> **WORK TO DO**
State the number of lines that contain the word "Computation", and add nothing else.

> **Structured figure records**

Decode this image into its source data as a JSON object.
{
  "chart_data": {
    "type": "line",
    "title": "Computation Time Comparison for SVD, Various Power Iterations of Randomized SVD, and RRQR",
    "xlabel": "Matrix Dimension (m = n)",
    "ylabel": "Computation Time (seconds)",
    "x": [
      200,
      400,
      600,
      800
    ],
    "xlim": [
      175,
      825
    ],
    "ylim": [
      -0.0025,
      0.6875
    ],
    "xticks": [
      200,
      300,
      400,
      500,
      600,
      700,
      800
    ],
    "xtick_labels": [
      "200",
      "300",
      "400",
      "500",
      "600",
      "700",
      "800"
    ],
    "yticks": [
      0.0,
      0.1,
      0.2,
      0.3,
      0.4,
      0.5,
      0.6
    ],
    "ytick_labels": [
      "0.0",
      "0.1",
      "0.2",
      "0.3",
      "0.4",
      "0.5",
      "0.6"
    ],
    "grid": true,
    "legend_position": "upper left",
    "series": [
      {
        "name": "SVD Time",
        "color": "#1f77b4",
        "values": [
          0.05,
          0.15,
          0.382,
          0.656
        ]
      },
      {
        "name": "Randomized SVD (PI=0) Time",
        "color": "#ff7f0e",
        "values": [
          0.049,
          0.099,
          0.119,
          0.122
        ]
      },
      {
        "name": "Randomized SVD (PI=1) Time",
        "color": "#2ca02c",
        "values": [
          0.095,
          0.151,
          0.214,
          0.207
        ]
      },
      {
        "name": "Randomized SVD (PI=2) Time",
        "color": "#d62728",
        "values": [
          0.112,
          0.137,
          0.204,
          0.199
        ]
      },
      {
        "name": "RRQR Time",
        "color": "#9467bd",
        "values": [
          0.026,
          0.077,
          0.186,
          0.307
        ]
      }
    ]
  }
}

> **THE RESPONSE**
2